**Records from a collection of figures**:
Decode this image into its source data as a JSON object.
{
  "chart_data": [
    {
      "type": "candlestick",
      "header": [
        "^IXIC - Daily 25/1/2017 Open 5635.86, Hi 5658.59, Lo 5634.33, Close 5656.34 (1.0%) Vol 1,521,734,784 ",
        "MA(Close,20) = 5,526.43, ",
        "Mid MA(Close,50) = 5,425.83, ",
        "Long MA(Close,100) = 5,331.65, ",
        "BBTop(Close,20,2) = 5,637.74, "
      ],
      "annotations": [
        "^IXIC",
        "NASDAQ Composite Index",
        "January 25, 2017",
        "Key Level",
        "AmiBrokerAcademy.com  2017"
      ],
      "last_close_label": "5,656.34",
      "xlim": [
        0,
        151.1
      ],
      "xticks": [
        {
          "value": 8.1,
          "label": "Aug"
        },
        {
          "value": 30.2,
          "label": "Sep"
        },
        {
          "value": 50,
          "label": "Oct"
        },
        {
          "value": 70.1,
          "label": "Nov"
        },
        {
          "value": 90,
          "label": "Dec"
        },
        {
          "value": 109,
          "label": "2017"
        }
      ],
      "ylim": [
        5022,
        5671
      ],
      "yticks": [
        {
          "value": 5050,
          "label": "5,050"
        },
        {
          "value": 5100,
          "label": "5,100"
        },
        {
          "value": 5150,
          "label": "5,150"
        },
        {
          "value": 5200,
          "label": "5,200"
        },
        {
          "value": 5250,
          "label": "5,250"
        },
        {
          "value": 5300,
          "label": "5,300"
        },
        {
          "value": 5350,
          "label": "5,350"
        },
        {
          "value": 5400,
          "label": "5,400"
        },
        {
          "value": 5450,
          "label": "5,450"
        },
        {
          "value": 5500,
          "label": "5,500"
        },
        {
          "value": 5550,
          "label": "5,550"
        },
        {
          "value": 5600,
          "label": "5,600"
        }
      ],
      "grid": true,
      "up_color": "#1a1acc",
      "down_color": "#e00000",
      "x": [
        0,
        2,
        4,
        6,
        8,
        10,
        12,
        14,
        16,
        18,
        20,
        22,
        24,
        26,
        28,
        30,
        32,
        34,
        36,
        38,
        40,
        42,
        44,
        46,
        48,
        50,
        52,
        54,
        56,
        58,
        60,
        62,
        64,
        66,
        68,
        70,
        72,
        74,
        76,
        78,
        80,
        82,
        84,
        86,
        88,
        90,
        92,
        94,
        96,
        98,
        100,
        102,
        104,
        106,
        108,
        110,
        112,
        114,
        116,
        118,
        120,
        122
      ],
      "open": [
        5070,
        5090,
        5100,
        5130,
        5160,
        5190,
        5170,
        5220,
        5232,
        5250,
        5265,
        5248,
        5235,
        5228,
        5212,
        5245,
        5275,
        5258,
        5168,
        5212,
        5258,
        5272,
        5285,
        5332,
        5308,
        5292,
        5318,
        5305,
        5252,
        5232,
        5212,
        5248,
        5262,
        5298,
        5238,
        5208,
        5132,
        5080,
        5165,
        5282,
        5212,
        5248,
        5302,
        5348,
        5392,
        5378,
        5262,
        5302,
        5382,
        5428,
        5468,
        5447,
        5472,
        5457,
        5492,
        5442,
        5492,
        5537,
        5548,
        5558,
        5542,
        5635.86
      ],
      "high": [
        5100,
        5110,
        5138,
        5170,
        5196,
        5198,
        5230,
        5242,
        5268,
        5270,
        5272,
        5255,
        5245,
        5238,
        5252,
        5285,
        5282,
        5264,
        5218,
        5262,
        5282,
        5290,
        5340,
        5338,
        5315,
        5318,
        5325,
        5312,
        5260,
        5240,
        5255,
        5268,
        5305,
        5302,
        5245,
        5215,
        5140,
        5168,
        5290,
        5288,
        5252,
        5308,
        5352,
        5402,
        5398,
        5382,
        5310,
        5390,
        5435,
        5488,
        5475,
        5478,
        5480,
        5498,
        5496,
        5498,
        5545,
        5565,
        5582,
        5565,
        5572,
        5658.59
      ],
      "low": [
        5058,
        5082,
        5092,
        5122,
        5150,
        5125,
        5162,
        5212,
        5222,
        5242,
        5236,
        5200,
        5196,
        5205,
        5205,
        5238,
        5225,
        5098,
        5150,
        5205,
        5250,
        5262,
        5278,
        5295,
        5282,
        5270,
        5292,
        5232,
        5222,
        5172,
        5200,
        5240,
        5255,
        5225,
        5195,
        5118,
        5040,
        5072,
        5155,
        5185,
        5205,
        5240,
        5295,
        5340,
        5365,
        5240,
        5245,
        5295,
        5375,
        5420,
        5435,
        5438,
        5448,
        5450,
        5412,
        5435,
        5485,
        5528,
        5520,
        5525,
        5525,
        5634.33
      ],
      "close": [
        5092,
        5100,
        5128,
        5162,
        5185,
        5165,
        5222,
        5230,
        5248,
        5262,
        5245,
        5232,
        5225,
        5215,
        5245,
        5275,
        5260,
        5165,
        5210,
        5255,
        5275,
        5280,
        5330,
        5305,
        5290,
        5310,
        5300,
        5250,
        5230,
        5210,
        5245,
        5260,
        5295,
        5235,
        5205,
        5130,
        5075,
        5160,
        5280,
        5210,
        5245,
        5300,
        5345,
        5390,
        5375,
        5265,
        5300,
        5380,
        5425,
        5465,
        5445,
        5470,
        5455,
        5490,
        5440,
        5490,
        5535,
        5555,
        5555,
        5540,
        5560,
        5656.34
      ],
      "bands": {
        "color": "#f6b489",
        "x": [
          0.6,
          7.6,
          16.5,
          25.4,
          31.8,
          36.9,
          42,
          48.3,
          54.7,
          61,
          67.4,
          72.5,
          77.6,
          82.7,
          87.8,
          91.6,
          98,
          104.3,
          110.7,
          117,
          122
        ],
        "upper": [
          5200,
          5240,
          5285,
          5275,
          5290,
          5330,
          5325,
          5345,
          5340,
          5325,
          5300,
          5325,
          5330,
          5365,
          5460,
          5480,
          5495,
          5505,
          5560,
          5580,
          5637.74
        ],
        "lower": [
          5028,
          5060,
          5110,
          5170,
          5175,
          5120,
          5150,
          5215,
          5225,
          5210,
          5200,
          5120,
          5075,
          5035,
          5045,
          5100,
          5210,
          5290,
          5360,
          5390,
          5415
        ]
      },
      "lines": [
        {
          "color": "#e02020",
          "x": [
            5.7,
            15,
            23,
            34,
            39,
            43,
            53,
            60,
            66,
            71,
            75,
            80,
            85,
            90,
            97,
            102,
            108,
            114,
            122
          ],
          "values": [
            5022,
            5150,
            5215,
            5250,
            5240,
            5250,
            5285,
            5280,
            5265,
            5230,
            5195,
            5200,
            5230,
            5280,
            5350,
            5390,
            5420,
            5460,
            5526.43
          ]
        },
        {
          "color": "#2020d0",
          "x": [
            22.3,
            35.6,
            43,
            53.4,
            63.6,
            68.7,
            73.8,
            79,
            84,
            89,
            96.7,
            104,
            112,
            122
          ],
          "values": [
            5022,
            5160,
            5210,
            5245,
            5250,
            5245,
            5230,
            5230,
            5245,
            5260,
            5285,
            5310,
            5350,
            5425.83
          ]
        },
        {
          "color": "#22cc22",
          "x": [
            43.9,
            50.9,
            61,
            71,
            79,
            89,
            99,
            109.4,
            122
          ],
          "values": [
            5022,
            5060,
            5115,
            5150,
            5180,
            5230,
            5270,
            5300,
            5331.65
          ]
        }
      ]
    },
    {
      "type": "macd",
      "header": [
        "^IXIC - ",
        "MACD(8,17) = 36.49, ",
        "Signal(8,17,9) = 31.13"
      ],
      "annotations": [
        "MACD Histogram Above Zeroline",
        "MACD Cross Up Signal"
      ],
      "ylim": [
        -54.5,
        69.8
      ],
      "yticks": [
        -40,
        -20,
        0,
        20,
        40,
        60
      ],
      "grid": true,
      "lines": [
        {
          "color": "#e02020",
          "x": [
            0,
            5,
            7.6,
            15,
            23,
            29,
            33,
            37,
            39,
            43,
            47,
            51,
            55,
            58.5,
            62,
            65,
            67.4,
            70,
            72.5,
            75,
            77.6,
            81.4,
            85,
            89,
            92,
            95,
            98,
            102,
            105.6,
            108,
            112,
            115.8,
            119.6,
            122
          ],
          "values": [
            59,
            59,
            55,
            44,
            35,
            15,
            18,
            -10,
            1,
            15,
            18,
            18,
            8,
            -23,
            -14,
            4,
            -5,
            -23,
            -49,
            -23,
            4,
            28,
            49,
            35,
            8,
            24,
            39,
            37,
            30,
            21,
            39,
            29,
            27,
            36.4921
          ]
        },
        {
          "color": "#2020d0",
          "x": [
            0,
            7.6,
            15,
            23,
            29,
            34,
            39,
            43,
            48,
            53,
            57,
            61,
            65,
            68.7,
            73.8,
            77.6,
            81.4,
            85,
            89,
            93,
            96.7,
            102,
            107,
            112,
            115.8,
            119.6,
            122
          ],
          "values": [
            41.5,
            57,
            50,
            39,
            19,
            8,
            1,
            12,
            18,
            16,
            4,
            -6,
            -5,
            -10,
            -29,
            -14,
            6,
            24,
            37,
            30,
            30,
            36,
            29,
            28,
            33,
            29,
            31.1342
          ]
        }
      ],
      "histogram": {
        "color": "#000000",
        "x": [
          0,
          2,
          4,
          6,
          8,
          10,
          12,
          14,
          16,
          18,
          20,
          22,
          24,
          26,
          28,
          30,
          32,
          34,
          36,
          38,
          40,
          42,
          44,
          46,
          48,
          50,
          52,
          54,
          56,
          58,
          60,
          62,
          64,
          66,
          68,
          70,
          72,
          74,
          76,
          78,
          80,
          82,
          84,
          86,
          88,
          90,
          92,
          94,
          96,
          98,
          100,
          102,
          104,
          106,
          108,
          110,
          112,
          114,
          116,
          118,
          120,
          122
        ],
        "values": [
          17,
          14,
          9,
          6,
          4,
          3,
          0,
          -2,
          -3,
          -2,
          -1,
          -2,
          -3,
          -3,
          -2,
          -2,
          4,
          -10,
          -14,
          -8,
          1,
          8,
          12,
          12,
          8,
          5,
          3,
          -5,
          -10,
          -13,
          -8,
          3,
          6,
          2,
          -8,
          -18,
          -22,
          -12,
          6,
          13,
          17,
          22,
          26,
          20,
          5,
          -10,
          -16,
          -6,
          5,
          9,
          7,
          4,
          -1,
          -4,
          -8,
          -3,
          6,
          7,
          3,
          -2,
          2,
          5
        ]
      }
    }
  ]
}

**SET TASK**:
Go over the records above and tally the lines with the word "IXIC" in them. Give the number alone.

**EXERCISE RESPONSE**:
3